# SHORT PROBLEM:
In the records below, work out how many lines hold the word "субъекта". Report the number alone.

>> Begin INPUT DATA

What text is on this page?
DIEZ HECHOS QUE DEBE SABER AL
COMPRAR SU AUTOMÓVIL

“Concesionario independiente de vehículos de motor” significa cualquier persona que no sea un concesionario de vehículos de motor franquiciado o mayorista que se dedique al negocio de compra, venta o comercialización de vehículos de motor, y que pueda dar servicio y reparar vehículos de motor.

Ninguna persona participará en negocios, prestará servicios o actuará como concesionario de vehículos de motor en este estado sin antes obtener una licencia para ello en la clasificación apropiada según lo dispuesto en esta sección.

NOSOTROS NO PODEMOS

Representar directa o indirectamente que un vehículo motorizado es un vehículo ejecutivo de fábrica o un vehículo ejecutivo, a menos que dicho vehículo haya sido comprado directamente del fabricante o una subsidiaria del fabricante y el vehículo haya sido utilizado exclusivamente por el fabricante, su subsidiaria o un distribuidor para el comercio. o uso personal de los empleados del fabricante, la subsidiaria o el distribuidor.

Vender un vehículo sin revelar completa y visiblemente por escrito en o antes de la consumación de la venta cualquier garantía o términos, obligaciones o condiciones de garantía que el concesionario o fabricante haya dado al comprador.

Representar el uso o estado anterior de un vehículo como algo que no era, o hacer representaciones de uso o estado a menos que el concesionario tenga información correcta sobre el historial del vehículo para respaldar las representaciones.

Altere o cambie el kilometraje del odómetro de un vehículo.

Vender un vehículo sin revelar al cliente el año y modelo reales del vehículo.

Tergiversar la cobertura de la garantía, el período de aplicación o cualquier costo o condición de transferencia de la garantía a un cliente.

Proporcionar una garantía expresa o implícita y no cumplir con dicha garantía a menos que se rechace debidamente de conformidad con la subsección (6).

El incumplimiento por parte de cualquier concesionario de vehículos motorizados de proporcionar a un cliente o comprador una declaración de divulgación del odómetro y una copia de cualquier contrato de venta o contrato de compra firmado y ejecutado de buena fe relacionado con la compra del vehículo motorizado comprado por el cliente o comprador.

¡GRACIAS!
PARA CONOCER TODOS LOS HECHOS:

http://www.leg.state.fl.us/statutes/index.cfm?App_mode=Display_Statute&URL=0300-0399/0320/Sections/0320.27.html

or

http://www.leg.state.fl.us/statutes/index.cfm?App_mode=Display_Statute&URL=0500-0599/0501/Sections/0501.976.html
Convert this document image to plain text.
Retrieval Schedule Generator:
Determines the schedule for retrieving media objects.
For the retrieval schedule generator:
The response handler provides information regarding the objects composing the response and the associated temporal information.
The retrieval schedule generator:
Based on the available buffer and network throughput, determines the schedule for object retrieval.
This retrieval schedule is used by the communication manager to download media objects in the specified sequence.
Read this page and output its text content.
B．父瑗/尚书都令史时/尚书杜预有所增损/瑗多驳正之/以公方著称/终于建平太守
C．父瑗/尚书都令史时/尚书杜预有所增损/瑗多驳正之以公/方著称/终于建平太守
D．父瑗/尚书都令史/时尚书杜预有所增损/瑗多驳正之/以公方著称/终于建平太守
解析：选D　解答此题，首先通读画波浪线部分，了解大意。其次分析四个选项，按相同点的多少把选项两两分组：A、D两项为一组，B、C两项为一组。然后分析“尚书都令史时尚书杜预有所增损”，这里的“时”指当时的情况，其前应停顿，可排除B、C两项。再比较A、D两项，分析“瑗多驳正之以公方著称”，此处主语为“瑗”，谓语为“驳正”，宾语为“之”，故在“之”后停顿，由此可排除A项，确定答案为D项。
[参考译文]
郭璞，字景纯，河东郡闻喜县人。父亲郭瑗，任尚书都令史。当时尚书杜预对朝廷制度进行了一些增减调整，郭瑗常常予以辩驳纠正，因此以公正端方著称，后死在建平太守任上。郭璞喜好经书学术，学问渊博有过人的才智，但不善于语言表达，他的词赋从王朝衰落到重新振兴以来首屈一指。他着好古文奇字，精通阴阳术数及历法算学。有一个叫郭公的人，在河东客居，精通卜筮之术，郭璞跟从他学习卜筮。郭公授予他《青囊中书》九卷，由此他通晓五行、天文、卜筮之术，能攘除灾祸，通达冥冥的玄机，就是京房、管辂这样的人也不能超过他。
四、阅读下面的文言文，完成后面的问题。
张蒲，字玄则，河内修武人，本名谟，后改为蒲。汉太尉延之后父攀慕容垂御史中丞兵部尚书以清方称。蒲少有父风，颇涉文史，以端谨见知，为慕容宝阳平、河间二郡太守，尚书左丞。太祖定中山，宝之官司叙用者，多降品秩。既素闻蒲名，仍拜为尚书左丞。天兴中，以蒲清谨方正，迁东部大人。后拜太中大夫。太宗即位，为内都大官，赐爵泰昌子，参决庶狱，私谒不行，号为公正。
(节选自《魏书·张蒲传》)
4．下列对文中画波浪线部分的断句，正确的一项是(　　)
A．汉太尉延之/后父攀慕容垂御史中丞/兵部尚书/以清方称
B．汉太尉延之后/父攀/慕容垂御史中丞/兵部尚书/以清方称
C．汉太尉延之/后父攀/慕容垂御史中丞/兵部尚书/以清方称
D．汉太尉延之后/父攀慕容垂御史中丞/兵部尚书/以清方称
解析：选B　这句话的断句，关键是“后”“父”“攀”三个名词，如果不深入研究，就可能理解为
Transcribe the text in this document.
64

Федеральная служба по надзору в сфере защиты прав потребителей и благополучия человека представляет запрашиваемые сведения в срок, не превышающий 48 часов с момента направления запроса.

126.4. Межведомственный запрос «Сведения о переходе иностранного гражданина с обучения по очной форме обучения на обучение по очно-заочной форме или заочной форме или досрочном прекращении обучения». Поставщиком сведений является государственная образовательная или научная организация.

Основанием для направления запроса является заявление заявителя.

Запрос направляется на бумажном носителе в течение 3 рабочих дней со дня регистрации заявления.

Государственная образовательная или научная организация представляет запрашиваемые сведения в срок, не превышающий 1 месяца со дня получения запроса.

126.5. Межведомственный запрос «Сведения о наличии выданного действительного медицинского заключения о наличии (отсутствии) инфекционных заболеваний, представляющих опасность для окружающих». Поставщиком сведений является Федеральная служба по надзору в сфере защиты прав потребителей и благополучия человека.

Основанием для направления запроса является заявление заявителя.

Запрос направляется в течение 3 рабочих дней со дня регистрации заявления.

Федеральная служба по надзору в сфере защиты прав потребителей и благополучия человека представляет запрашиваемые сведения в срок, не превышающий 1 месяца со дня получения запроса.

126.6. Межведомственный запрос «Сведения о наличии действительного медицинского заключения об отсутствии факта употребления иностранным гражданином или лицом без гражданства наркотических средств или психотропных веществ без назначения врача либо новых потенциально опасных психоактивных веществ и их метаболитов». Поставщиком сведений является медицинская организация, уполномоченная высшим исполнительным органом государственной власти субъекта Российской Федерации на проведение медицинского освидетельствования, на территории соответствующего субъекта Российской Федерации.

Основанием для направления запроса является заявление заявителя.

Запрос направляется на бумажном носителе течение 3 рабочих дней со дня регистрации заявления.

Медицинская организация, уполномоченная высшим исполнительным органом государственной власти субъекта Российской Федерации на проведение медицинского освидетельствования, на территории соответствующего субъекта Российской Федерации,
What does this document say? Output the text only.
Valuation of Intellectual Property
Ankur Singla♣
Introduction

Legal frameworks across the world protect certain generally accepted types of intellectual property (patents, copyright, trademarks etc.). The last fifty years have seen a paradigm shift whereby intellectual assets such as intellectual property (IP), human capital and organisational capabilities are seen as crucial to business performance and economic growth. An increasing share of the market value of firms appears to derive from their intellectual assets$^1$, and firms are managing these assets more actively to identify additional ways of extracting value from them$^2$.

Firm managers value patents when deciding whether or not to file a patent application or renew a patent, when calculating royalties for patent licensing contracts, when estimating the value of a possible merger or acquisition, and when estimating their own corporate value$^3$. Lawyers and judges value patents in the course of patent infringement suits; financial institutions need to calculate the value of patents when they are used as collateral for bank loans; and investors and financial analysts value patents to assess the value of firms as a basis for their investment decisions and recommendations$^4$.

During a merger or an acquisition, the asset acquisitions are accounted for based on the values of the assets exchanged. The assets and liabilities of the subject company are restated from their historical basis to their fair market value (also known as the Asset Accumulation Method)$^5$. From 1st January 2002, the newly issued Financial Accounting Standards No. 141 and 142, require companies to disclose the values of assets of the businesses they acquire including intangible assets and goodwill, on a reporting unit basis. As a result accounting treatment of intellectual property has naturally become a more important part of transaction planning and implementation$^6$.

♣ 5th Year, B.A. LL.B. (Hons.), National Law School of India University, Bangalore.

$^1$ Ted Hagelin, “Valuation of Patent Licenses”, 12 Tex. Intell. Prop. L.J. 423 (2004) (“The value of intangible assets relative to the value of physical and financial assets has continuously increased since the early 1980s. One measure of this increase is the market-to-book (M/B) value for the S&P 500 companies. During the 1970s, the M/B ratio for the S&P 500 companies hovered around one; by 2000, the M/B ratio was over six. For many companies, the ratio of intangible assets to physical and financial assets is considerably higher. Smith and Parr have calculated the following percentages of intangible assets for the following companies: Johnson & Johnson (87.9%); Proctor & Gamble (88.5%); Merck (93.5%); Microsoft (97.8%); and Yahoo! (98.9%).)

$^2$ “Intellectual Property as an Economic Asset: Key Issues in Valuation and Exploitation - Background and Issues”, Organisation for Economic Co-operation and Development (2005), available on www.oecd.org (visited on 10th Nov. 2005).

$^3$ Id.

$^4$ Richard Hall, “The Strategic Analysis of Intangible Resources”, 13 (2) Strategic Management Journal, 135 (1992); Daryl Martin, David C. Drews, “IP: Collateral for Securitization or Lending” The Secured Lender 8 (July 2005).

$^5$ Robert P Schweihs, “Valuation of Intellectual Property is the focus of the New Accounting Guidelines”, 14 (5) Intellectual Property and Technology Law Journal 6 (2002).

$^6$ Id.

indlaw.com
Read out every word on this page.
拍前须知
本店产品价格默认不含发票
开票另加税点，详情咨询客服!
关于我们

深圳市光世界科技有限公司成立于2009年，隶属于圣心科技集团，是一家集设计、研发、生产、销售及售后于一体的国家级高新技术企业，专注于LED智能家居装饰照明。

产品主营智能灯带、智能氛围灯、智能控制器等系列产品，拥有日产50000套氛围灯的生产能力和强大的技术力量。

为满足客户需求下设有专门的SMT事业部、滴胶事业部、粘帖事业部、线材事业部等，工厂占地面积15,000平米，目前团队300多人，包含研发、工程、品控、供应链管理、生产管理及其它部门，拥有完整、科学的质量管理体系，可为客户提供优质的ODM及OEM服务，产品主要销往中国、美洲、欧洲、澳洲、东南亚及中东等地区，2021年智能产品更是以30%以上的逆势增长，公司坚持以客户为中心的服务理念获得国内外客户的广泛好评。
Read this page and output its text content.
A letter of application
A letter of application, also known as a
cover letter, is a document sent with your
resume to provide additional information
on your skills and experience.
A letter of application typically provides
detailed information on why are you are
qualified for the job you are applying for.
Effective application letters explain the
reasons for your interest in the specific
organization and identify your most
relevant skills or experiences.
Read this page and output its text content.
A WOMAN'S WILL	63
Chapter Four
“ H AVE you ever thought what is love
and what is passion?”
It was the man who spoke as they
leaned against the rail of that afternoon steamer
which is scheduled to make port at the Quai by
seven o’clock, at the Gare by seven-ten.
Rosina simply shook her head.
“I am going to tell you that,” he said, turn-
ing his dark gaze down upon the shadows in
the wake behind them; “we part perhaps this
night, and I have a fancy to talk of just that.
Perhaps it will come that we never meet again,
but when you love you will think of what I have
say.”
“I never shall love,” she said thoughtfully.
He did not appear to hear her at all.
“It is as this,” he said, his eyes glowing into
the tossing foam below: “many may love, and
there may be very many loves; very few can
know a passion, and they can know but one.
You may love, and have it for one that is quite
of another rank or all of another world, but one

>> End INPUT DATA

# THE COMPLETED TASK:
2